_Aim:_ Repeat the music box text word for word from "I used the measurements" to "was really noticeable.".

_Text section:_
• • • • • • •
I used the measurements from my 3D file and started on a wood version of the music box. Using some craft wood and a bunch of popscicle sticks, I was able to get a somewhat decent second draft going. For certain pieces, like the panels of the hexagonal base or the arches near the peaked roof, I made one piece and used silicone to make a mold and cast multiple pieces in resin. My hope was that this would keep everything as exact as possible.
Unfortunately, when I started doing a test assembly of the wood version I noticed that my angles and edges weren’t quite lining up properly. I think my trouble was that I was working with millimeters, which meant that any small deviation in my angles or cuts was really noticeable.
I thought I had thrown out all of the pieces from the wood version of the music box, but it turns out they were still stashed away in a drawer. I’ve included them here in a gallery to give you an idea of how they were made, which was using various sizes of popscicle sticks, wood glue, and a lot of wood filler. I do think this method is a viable way to make the music box casing if you’re more accurate with your cuts than I was.
I will note, I do think the original wood method would’ve worked, and honestly I kinda wish I kept trying it as I feel like I would’ve gotten a smoother finish using wood. Instead I decided to give 3D printing a try.
The 3D printed pieces are definitely more accurate, but they did require a lot of sanding. And even after making them smooth to the touch there’s still a bit of a texture there that revealed itself when everything was painted up. Ultimately, I just figured I would be more annoyed with an asymmetrical music box than I would one with a rougher texture (And to be fair to my music box, you only really notice the texture in certain lighting conditions).
• • • • • • •
_Records shown:_
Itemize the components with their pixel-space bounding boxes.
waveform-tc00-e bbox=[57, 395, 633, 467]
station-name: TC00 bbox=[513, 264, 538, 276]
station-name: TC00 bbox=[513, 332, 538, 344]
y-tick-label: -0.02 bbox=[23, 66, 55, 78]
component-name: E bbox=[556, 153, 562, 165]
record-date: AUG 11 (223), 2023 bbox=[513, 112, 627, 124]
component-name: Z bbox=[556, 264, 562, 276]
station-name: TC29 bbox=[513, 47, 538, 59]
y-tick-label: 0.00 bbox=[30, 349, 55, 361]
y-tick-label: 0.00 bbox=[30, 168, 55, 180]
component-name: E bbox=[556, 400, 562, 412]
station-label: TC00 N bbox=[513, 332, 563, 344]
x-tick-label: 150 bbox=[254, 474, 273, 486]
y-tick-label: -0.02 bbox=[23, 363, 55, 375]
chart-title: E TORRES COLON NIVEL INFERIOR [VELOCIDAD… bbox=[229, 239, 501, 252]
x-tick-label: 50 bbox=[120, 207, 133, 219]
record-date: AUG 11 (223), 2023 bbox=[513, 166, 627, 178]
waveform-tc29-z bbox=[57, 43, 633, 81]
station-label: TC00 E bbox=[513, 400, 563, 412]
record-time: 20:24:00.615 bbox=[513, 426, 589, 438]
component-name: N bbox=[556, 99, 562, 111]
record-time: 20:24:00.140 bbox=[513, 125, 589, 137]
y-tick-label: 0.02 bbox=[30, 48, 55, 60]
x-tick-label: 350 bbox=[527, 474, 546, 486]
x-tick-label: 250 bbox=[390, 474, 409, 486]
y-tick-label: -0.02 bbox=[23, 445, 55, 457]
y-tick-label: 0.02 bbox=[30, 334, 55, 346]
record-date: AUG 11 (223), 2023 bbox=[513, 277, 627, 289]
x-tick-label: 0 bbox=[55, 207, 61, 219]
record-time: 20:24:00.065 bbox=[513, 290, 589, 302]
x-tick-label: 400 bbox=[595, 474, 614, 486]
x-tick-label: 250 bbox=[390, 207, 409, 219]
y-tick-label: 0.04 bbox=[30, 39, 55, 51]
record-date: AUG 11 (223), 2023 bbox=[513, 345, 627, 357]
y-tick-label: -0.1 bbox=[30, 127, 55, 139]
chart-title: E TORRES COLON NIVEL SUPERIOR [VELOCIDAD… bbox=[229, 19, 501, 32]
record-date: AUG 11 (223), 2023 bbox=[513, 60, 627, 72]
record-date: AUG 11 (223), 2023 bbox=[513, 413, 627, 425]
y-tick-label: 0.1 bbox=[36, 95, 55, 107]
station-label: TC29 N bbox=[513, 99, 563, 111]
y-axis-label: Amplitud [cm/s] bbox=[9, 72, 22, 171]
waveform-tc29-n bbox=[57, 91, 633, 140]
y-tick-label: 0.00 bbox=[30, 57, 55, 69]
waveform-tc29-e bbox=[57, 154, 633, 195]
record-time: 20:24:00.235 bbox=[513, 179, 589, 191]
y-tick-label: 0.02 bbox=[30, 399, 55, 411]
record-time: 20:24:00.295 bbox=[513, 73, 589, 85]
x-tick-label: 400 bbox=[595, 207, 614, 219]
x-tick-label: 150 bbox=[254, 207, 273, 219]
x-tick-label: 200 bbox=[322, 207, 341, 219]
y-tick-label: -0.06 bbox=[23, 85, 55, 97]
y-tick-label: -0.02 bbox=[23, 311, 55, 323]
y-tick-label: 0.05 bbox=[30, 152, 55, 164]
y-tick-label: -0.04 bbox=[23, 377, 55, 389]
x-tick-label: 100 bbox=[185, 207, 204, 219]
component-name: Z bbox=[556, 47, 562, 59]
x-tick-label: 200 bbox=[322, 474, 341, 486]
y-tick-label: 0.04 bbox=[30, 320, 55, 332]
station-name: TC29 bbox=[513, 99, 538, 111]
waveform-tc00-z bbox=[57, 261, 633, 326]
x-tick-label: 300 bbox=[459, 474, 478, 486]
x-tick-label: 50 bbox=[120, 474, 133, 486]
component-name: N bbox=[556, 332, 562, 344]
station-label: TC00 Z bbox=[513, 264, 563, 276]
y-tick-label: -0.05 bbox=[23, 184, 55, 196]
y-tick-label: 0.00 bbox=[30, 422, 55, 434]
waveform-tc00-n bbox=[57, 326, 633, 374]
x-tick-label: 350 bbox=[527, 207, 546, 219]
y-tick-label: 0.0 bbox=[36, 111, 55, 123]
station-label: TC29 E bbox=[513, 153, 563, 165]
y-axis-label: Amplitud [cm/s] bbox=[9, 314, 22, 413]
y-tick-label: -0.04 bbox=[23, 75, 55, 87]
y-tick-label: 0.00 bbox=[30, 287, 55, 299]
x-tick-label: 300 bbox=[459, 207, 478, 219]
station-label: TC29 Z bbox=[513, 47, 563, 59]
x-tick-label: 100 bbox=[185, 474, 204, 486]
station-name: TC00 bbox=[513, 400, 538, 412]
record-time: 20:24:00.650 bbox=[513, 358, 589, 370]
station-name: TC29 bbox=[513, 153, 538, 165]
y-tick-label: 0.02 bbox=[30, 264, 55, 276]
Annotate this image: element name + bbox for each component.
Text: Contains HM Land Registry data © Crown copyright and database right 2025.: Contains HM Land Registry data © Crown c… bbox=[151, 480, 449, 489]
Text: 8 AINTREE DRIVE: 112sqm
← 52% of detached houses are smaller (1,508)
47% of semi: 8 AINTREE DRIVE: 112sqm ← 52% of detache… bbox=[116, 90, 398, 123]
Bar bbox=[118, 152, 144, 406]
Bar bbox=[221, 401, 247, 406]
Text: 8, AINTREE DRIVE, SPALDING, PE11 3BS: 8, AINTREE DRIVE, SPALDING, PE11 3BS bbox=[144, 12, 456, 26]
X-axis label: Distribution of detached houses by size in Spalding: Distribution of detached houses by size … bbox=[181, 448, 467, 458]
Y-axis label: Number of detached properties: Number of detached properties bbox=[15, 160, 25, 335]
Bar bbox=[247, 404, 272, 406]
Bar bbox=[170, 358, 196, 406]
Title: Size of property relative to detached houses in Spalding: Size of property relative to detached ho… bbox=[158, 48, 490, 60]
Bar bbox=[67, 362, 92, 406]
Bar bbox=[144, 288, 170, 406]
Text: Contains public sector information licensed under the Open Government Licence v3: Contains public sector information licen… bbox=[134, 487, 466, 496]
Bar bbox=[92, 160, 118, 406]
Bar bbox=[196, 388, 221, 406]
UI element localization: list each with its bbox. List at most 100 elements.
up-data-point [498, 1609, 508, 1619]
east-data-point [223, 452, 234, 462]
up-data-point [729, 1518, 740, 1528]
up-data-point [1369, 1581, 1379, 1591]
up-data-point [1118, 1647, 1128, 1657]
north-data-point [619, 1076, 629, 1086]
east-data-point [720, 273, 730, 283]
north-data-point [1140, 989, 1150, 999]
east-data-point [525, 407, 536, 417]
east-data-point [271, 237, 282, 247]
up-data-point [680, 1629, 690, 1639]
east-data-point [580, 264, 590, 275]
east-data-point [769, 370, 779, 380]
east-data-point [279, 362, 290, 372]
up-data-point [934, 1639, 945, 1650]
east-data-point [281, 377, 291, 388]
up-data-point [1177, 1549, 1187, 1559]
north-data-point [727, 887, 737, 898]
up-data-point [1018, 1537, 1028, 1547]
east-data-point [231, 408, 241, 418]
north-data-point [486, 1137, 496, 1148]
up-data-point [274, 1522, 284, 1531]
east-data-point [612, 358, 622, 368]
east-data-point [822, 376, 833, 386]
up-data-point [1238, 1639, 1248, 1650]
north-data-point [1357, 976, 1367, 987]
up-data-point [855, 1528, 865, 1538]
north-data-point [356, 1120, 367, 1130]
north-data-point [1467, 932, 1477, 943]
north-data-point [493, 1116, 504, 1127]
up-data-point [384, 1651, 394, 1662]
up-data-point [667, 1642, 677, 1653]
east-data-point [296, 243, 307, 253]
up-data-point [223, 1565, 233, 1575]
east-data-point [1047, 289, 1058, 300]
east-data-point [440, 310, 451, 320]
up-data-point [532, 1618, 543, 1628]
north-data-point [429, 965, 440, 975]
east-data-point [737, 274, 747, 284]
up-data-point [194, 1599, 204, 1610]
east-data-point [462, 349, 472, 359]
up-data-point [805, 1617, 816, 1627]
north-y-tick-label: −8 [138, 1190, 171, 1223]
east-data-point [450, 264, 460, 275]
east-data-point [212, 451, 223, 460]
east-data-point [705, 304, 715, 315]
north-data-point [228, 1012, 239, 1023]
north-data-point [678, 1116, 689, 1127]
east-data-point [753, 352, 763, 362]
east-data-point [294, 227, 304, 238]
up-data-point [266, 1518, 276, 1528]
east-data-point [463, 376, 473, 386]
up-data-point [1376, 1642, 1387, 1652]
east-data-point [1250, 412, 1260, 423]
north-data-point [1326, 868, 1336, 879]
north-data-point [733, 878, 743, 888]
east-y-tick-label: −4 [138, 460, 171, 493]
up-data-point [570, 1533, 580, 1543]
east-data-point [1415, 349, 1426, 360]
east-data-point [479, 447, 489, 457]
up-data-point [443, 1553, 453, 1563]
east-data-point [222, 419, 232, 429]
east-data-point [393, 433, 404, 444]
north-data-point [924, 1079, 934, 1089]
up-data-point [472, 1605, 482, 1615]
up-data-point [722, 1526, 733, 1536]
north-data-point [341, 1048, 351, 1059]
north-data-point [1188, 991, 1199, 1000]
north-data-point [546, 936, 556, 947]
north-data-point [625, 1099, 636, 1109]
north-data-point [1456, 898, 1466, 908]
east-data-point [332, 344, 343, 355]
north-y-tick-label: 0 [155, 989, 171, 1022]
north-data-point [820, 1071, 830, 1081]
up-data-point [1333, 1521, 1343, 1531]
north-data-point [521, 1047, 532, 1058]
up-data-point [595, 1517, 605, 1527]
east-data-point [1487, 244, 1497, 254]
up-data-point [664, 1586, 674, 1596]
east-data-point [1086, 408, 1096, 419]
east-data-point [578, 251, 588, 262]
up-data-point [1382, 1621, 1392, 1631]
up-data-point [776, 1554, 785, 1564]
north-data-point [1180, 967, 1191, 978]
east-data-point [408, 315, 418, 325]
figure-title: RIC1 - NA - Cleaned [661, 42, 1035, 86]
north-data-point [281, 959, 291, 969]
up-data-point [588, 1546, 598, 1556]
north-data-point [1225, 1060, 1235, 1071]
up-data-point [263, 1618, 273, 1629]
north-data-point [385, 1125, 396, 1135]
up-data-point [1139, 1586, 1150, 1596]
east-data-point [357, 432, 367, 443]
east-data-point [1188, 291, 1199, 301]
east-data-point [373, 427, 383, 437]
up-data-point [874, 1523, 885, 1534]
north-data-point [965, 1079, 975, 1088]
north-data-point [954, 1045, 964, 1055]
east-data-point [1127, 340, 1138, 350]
• • • • • • •
_Output for this exercise:_
I used the measurements from my 3D file and started on a wood version of the music box. Using some craft wood and a bunch of popscicle sticks, I was able to get a somewhat decent second draft going. For certain pieces, like the panels of the hexagonal base or the arches near the peaked roof, I made one piece and used silicone to make a mold and cast multiple pieces in resin. My hope was that this would keep everything as exact as possible.
Unfortunately, when I started doing a test assembly of the wood version I noticed that my angles and edges weren’t quite lining up properly. I think my trouble was that I was working with millimeters, which meant that any small deviation in my angles or cuts was really noticeable.